• **Dataset excerpts**
________________________
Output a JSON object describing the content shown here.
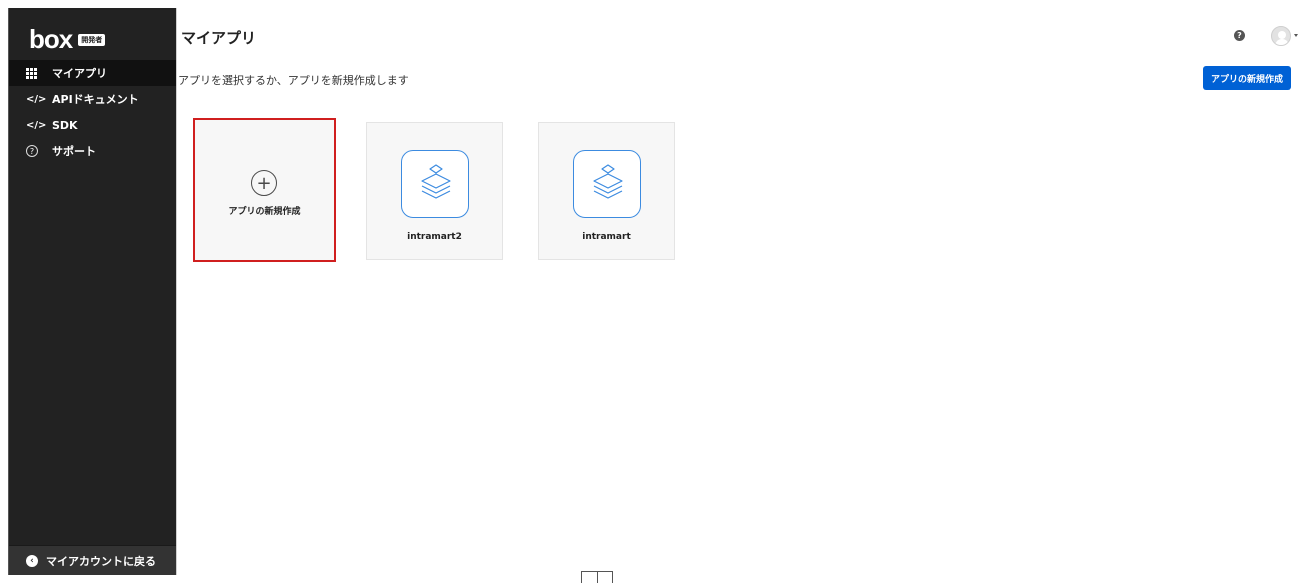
{
  "sidebar": {
    "logo": "box",
    "badge": "開発者",
    "items": [
      {
        "icon": "grid-icon",
        "label": "マイアプリ",
        "active": true
      },
      {
        "icon": "code-icon",
        "icon_text": "</>",
        "label": "APIドキュメント",
        "active": false
      },
      {
        "icon": "code-icon",
        "icon_text": "</>",
        "label": "SDK",
        "active": false
      },
      {
        "icon": "help-circle-icon",
        "icon_text": "?",
        "label": "サポート",
        "active": false
      }
    ],
    "back_label": "マイアカウントに戻る",
    "back_icon": "‹"
  },
  "header": {
    "title": "マイアプリ",
    "subtitle": "アプリを選択するか、アプリを新規作成します",
    "help_icon_text": "?",
    "new_app_button": "アプリの新規作成"
  },
  "cards": {
    "new_card_label": "アプリの新規作成",
    "plus": "+",
    "apps": [
      {
        "name": "intramart2"
      },
      {
        "name": "intramart"
      }
    ]
  },
  "colors": {
    "sidebar_bg": "#222222",
    "accent_blue": "#0061d5",
    "highlight_red": "#d01f1f",
    "app_icon_border": "#3c8be0"
  }
}
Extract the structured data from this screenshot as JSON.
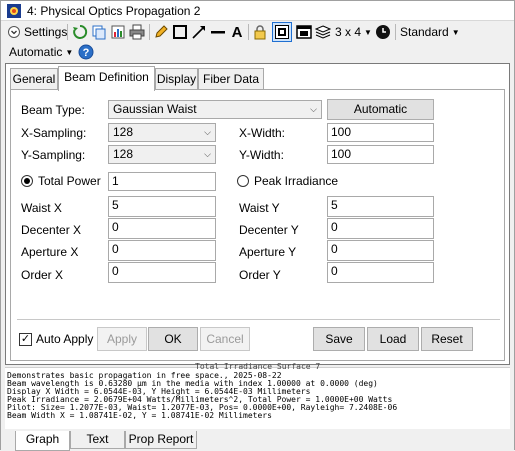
{
  "window": {
    "title": "4: Physical Optics Propagation 2"
  },
  "toolbar": {
    "settings_label": "Settings",
    "layout_label": "3 x 4",
    "standard_label": "Standard",
    "automatic_label": "Automatic"
  },
  "tabs": [
    "General",
    "Beam Definition",
    "Display",
    "Fiber Data"
  ],
  "beam": {
    "beam_type_label": "Beam Type:",
    "beam_type_value": "Gaussian Waist",
    "automatic_button": "Automatic",
    "x_sampling_label": "X-Sampling:",
    "x_sampling_value": "128",
    "y_sampling_label": "Y-Sampling:",
    "y_sampling_value": "128",
    "x_width_label": "X-Width:",
    "x_width_value": "100",
    "y_width_label": "Y-Width:",
    "y_width_value": "100",
    "total_power_label": "Total Power",
    "total_power_value": "1",
    "peak_irradiance_label": "Peak Irradiance",
    "waist_x_label": "Waist X",
    "waist_x_value": "5",
    "waist_y_label": "Waist Y",
    "waist_y_value": "5",
    "decenter_x_label": "Decenter X",
    "decenter_x_value": "0",
    "decenter_y_label": "Decenter Y",
    "decenter_y_value": "0",
    "aperture_x_label": "Aperture X",
    "aperture_x_value": "0",
    "aperture_y_label": "Aperture Y",
    "aperture_y_value": "0",
    "order_x_label": "Order X",
    "order_x_value": "0",
    "order_y_label": "Order Y",
    "order_y_value": "0"
  },
  "buttons": {
    "auto_apply": "Auto Apply",
    "apply": "Apply",
    "ok": "OK",
    "cancel": "Cancel",
    "save": "Save",
    "load": "Load",
    "reset": "Reset"
  },
  "text_output": {
    "lines": [
      "Total Irradiance Surface 7",
      "Demonstrates basic propagation in free space., 2025-08-22",
      "Beam wavelength is 0.63280 µm in the media with index 1.00000 at 0.0000 (deg)",
      "Display X Width = 6.0544E-03, Y Height = 6.0544E-03 Millimeters",
      "Peak Irradiance = 2.0679E+04 Watts/Millimeters^2, Total Power = 1.0000E+00 Watts",
      "Pilot: Size= 1.2077E-03, Waist= 1.2077E-03, Pos= 0.0000E+00, Rayleigh= 7.2408E-06",
      "Beam Width X = 1.08741E-02, Y = 1.08741E-02 Millimeters"
    ]
  },
  "bottom_tabs": [
    "Graph",
    "Text",
    "Prop Report"
  ],
  "colors": {
    "accent": "#0078d7",
    "focus": "#1f6fd1"
  }
}
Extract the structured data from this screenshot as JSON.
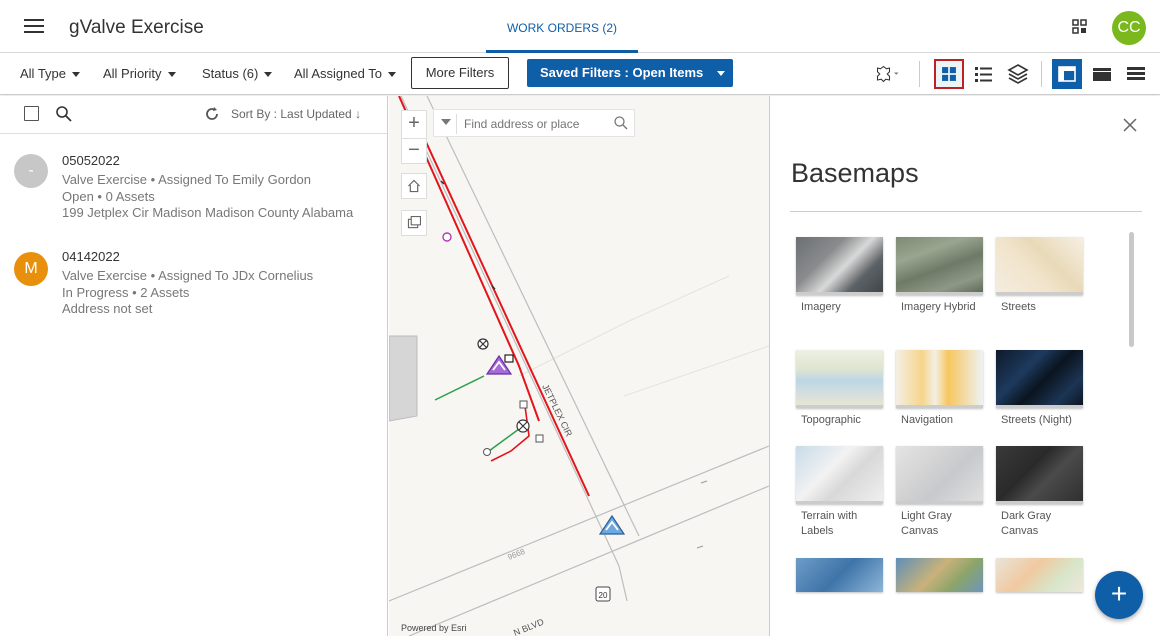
{
  "header": {
    "app_title": "gValve Exercise",
    "tab_work_orders": "WORK ORDERS (2)",
    "user_initials": "CC",
    "user_color": "#7ab81d"
  },
  "filters": {
    "type": "All Type",
    "priority": "All Priority",
    "status": "Status (6)",
    "assigned": "All Assigned To",
    "more_filters": "More Filters",
    "saved_filters": "Saved Filters : Open Items"
  },
  "list": {
    "sort_label": "Sort By : Last Updated",
    "items": [
      {
        "avatar": "-",
        "avatar_color": "#c7c7c7",
        "id": "05052022",
        "line1": "Valve Exercise • Assigned To Emily Gordon",
        "line2": "Open • 0 Assets",
        "line3": "199 Jetplex Cir Madison Madison County Alabama"
      },
      {
        "avatar": "M",
        "avatar_color": "#e8900c",
        "id": "04142022",
        "line1": "Valve Exercise • Assigned To JDx Cornelius",
        "line2": "In Progress • 2 Assets",
        "line3": "Address not set"
      }
    ]
  },
  "map": {
    "search_placeholder": "Find address or place",
    "powered_by": "Powered by Esri",
    "street_jetplex": "JETPLEX CIR",
    "street_blvd": "N BLVD",
    "label_9668": "9668",
    "route_20": "20"
  },
  "basemaps": {
    "title": "Basemaps",
    "items": [
      {
        "label": "Imagery"
      },
      {
        "label": "Imagery Hybrid"
      },
      {
        "label": "Streets"
      },
      {
        "label": "Topographic"
      },
      {
        "label": "Navigation"
      },
      {
        "label": "Streets (Night)"
      },
      {
        "label": "Terrain with Labels"
      },
      {
        "label": "Light Gray Canvas"
      },
      {
        "label": "Dark Gray Canvas"
      }
    ]
  },
  "fab_label": "+",
  "colors": {
    "accent": "#0f5ea8",
    "pipe_red": "#e3141b",
    "pipe_green": "#2e9e4a"
  }
}
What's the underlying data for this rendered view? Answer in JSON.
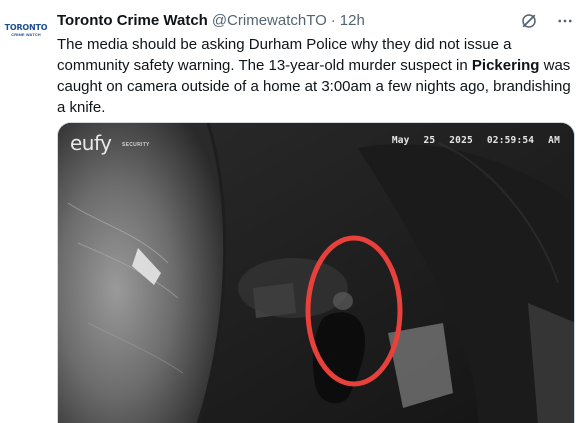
{
  "account": {
    "avatar_text": "TORONTO",
    "avatar_subtext": "CRIME WATCH",
    "display_name": "Toronto Crime Watch",
    "handle": "@CrimewatchTO",
    "separator": "·",
    "timestamp": "12h"
  },
  "icons": {
    "grok": "grok-icon",
    "more": "more-icon"
  },
  "tweet": {
    "text_part1": "The media should be asking Durham Police why they did not issue a community safety warning.  The 13-year-old murder suspect in ",
    "text_bold": "Pickering",
    "text_part2": " was caught on camera outside of a home at 3:00am a few nights ago, brandishing a knife."
  },
  "media": {
    "camera_brand": "eufy",
    "camera_brand_sub": "SECURITY",
    "date_stamp": "May 25 2025",
    "time_stamp": "02:59:54 AM",
    "highlight_color": "#e8403a"
  }
}
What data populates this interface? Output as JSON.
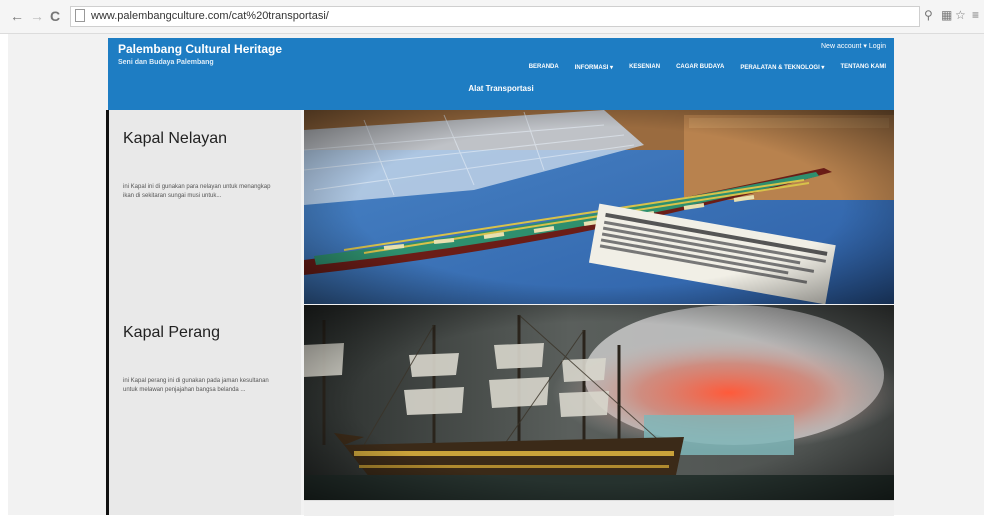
{
  "browser": {
    "back": "←",
    "forward": "→",
    "reload": "C",
    "url": "www.palembangculture.com/cat%20transportasi/",
    "icons": [
      "zoom-icon",
      "translate-icon",
      "star-icon",
      "menu-icon"
    ]
  },
  "site": {
    "title": "Palembang Cultural Heritage",
    "subtitle": "Seni dan Budaya Palembang",
    "login": "New account ▾ Login",
    "nav": [
      {
        "label": "BERANDA"
      },
      {
        "label": "INFORMASI ▾"
      },
      {
        "label": "KESENIAN"
      },
      {
        "label": "CAGAR BUDAYA"
      },
      {
        "label": "PERALATAN & TEKNOLOGI ▾"
      },
      {
        "label": "TENTANG KAMI"
      }
    ],
    "page_heading": "Alat Transportasi",
    "brand_color": "#1e7dc3"
  },
  "items": [
    {
      "title": "Kapal Nelayan",
      "description": "ini Kapal ini di gunakan para nelayan untuk menangkap ikan di sekitaran sungai musi untuk..."
    },
    {
      "title": "Kapal Perang",
      "description": "ini Kapal perang ini di gunakan pada jaman kesultanan untuk melawan penjajahan bangsa belanda ..."
    }
  ]
}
________________________
• **Aim**
Make an exact copy of the listing above. Do not include the pictures.

• **Right answer**
Output a JSON object describing the content shown here.
{
  "sidebar": {
    "logo": "box",
    "badge": "開発者",
    "items": [
      {
        "icon": "grid-icon",
        "label": "マイアプリ",
        "active": true
      },
      {
        "icon": "code-icon",
        "icon_text": "</>",
        "label": "APIドキュメント",
        "active": false
      },
      {
        "icon": "code-icon",
        "icon_text": "</>",
        "label": "SDK",
        "active": false
      },
      {
        "icon": "help-circle-icon",
        "icon_text": "?",
        "label": "サポート",
        "active": false
      }
    ],
    "back_label": "マイアカウントに戻る",
    "back_icon": "‹"
  },
  "header": {
    "title": "マイアプリ",
    "subtitle": "アプリを選択するか、アプリを新規作成します",
    "help_icon_text": "?",
    "new_app_button": "アプリの新規作成"
  },
  "cards": {
    "new_card_label": "アプリの新規作成",
    "plus": "+",
    "apps": [
      {
        "name": "intramart2"
      },
      {
        "name": "intramart"
      }
    ]
  },
  "colors": {
    "sidebar_bg": "#222222",
    "accent_blue": "#0061d5",
    "highlight_red": "#d01f1f",
    "app_icon_border": "#3c8be0"
  }
}
Extract the structured data from this screenshot as JSON.
{
  "window": {
    "title": "4: Physical Optics Propagation 2"
  },
  "toolbar": {
    "settings_label": "Settings",
    "layout_label": "3 x 4",
    "standard_label": "Standard",
    "automatic_label": "Automatic"
  },
  "tabs": [
    "General",
    "Beam Definition",
    "Display",
    "Fiber Data"
  ],
  "beam": {
    "beam_type_label": "Beam Type:",
    "beam_type_value": "Gaussian Waist",
    "automatic_button": "Automatic",
    "x_sampling_label": "X-Sampling:",
    "x_sampling_value": "128",
    "y_sampling_label": "Y-Sampling:",
    "y_sampling_value": "128",
    "x_width_label": "X-Width:",
    "x_width_value": "100",
    "y_width_label": "Y-Width:",
    "y_width_value": "100",
    "total_power_label": "Total Power",
    "total_power_value": "1",
    "peak_irradiance_label": "Peak Irradiance",
    "waist_x_label": "Waist X",
    "waist_x_value": "5",
    "waist_y_label": "Waist Y",
    "waist_y_value": "5",
    "decenter_x_label": "Decenter X",
    "decenter_x_value": "0",
    "decenter_y_label": "Decenter Y",
    "decenter_y_value": "0",
    "aperture_x_label": "Aperture X",
    "aperture_x_value": "0",
    "aperture_y_label": "Aperture Y",
    "aperture_y_value": "0",
    "order_x_label": "Order X",
    "order_x_value": "0",
    "order_y_label": "Order Y",
    "order_y_value": "0"
  },
  "buttons": {
    "auto_apply": "Auto Apply",
    "apply": "Apply",
    "ok": "OK",
    "cancel": "Cancel",
    "save": "Save",
    "load": "Load",
    "reset": "Reset"
  },
  "text_output": {
    "lines": [
      "Total Irradiance Surface 7",
      "Demonstrates basic propagation in free space., 2025-08-22",
      "Beam wavelength is 0.63280 µm in the media with index 1.00000 at 0.0000 (deg)",
      "Display X Width = 6.0544E-03, Y Height = 6.0544E-03 Millimeters",
      "Peak Irradiance = 2.0679E+04 Watts/Millimeters^2, Total Power = 1.0000E+00 Watts",
      "Pilot: Size= 1.2077E-03, Waist= 1.2077E-03, Pos= 0.0000E+00, Rayleigh= 7.2408E-06",
      "Beam Width X = 1.08741E-02, Y = 1.08741E-02 Millimeters"
    ]
  },
  "bottom_tabs": [
    "Graph",
    "Text",
    "Prop Report"
  ],
  "colors": {
    "accent": "#0078d7",
    "focus": "#1f6fd1"
  }
}
Extract the structured data from this screenshot as JSON.
{
  "header": {
    "app_title": "gValve Exercise",
    "tab_work_orders": "WORK ORDERS (2)",
    "user_initials": "CC",
    "user_color": "#7ab81d"
  },
  "filters": {
    "type": "All Type",
    "priority": "All Priority",
    "status": "Status (6)",
    "assigned": "All Assigned To",
    "more_filters": "More Filters",
    "saved_filters": "Saved Filters : Open Items"
  },
  "list": {
    "sort_label": "Sort By : Last Updated",
    "items": [
      {
        "avatar": "-",
        "avatar_color": "#c7c7c7",
        "id": "05052022",
        "line1": "Valve Exercise • Assigned To Emily Gordon",
        "line2": "Open • 0 Assets",
        "line3": "199 Jetplex Cir Madison Madison County Alabama"
      },
      {
        "avatar": "M",
        "avatar_color": "#e8900c",
        "id": "04142022",
        "line1": "Valve Exercise • Assigned To JDx Cornelius",
        "line2": "In Progress • 2 Assets",
        "line3": "Address not set"
      }
    ]
  },
  "map": {
    "search_placeholder": "Find address or place",
    "powered_by": "Powered by Esri",
    "street_jetplex": "JETPLEX CIR",
    "street_blvd": "N BLVD",
    "label_9668": "9668",
    "route_20": "20"
  },
  "basemaps": {
    "title": "Basemaps",
    "items": [
      {
        "label": "Imagery"
      },
      {
        "label": "Imagery Hybrid"
      },
      {
        "label": "Streets"
      },
      {
        "label": "Topographic"
      },
      {
        "label": "Navigation"
      },
      {
        "label": "Streets (Night)"
      },
      {
        "label": "Terrain with Labels"
      },
      {
        "label": "Light Gray Canvas"
      },
      {
        "label": "Dark Gray Canvas"
      }
    ]
  },
  "fab_label": "+",
  "colors": {
    "accent": "#0f5ea8",
    "pipe_red": "#e3141b",
    "pipe_green": "#2e9e4a"
  }
}
What's the underlying data for this rendered view? Answer in JSON.
{
  "account": {
    "avatar_text": "TORONTO",
    "avatar_subtext": "CRIME WATCH",
    "display_name": "Toronto Crime Watch",
    "handle": "@CrimewatchTO",
    "separator": "·",
    "timestamp": "12h"
  },
  "icons": {
    "grok": "grok-icon",
    "more": "more-icon"
  },
  "tweet": {
    "text_part1": "The media should be asking Durham Police why they did not issue a community safety warning.  The 13-year-old murder suspect in ",
    "text_bold": "Pickering",
    "text_part2": " was caught on camera outside of a home at 3:00am a few nights ago, brandishing a knife."
  },
  "media": {
    "camera_brand": "eufy",
    "camera_brand_sub": "SECURITY",
    "date_stamp": "May 25 2025",
    "time_stamp": "02:59:54 AM",
    "highlight_color": "#e8403a"
  }
}
What data populates this interface? Output as JSON.
{
  "browser": {
    "back": "←",
    "forward": "→",
    "reload": "C",
    "url": "www.palembangculture.com/cat%20transportasi/",
    "icons": [
      "zoom-icon",
      "translate-icon",
      "star-icon",
      "menu-icon"
    ]
  },
  "site": {
    "title": "Palembang Cultural Heritage",
    "subtitle": "Seni dan Budaya Palembang",
    "login": "New account ▾ Login",
    "nav": [
      {
        "label": "BERANDA"
      },
      {
        "label": "INFORMASI ▾"
      },
      {
        "label": "KESENIAN"
      },
      {
        "label": "CAGAR BUDAYA"
      },
      {
        "label": "PERALATAN & TEKNOLOGI ▾"
      },
      {
        "label": "TENTANG KAMI"
      }
    ],
    "page_heading": "Alat Transportasi",
    "brand_color": "#1e7dc3"
  },
  "items": [
    {
      "title": "Kapal Nelayan",
      "description": "ini Kapal ini di gunakan para nelayan untuk menangkap ikan di sekitaran sungai musi untuk..."
    },
    {
      "title": "Kapal Perang",
      "description": "ini Kapal perang ini di gunakan pada jaman kesultanan untuk melawan penjajahan bangsa belanda ..."
    }
  ]
}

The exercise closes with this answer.